(Dataset listings of figures)
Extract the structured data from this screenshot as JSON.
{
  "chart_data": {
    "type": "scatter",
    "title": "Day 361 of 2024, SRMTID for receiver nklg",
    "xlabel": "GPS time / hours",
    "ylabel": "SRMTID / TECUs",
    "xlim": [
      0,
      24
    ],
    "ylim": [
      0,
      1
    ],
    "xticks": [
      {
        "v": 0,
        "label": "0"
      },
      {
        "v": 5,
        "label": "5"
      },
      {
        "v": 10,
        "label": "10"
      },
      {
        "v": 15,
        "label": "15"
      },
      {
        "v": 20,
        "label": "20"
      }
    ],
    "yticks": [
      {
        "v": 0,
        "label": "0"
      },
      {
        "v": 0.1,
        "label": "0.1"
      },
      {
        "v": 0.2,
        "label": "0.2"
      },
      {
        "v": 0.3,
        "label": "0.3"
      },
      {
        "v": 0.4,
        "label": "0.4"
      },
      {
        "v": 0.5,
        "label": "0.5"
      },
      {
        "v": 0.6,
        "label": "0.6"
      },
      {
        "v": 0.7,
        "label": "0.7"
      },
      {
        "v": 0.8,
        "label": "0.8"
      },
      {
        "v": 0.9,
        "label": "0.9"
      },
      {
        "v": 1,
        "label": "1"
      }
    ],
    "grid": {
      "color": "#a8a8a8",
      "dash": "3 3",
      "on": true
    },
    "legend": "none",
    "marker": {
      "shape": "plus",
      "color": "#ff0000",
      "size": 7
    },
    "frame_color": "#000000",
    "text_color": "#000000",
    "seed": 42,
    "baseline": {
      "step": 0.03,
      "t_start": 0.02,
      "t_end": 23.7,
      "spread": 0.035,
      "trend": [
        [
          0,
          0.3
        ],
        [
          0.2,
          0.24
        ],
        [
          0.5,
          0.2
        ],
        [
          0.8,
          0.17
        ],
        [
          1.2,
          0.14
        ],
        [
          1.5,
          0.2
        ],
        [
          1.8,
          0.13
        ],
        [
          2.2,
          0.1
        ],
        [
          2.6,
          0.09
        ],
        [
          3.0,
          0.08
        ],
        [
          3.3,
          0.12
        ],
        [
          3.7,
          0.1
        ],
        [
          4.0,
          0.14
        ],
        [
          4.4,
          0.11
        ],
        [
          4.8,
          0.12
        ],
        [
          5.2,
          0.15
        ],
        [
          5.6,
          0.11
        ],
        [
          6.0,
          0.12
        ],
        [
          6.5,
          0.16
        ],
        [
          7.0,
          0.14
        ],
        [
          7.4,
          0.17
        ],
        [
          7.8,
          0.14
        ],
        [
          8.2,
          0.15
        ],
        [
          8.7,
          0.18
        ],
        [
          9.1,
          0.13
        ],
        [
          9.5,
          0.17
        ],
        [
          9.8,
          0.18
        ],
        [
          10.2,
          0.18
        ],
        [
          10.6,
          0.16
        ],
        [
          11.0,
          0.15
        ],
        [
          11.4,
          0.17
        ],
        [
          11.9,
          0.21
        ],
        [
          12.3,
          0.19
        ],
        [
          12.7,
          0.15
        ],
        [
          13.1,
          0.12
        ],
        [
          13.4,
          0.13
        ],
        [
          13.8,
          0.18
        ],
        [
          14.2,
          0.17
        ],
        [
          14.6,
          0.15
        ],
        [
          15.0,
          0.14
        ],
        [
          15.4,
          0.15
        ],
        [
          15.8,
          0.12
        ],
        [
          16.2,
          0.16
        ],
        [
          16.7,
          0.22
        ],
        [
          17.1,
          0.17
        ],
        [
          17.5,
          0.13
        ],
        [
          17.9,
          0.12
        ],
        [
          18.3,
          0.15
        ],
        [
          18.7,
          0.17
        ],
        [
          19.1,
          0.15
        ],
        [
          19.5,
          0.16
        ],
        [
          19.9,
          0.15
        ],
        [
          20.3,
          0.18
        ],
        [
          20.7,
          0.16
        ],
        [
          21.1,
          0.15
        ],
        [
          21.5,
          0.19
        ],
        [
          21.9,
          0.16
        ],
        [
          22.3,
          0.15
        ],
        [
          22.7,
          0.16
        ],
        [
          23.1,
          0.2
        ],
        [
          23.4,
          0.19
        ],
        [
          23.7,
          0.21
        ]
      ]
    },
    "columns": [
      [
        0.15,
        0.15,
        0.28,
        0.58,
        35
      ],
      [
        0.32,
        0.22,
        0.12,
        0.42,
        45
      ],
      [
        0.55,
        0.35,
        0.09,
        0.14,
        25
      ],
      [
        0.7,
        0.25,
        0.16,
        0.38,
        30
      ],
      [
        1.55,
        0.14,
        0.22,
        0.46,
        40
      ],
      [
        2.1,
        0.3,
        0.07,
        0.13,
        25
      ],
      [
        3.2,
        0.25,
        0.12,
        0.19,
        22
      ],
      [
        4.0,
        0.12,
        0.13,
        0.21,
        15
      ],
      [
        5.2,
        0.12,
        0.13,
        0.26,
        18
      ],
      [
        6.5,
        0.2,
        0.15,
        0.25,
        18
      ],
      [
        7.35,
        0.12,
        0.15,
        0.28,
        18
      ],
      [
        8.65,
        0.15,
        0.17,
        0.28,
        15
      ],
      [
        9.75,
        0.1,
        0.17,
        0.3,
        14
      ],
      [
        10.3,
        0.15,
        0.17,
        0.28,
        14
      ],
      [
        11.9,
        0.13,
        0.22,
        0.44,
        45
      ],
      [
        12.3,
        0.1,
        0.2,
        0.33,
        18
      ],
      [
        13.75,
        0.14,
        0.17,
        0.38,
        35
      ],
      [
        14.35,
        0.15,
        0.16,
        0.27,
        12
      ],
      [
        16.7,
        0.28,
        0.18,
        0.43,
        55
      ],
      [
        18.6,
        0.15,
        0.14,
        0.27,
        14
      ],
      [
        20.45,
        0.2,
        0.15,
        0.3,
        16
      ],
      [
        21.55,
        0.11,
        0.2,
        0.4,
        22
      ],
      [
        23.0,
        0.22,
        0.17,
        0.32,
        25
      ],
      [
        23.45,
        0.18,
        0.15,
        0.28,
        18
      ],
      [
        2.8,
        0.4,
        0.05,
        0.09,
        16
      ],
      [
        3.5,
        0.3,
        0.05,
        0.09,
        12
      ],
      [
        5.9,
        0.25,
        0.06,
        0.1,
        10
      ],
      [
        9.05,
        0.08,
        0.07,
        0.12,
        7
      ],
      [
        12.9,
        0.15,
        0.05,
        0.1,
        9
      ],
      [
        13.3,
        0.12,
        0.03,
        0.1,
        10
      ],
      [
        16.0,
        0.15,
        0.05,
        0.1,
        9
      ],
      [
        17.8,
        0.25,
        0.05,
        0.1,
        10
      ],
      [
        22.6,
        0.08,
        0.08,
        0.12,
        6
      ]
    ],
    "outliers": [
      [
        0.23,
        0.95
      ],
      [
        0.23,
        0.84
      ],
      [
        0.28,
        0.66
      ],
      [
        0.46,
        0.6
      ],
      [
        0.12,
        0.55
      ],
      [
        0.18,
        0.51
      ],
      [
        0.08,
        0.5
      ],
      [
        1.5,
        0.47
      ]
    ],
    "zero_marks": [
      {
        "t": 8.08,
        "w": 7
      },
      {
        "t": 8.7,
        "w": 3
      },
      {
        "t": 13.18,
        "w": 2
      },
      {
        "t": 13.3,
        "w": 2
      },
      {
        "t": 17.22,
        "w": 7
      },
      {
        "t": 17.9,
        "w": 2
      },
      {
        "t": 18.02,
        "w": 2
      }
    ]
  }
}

> [EXERCISE REQUIREMENTS] What is the number of lines in the records that contain the string "SRMTID"? Give only that number.

> [RESULT OF THE EXERCISE] 2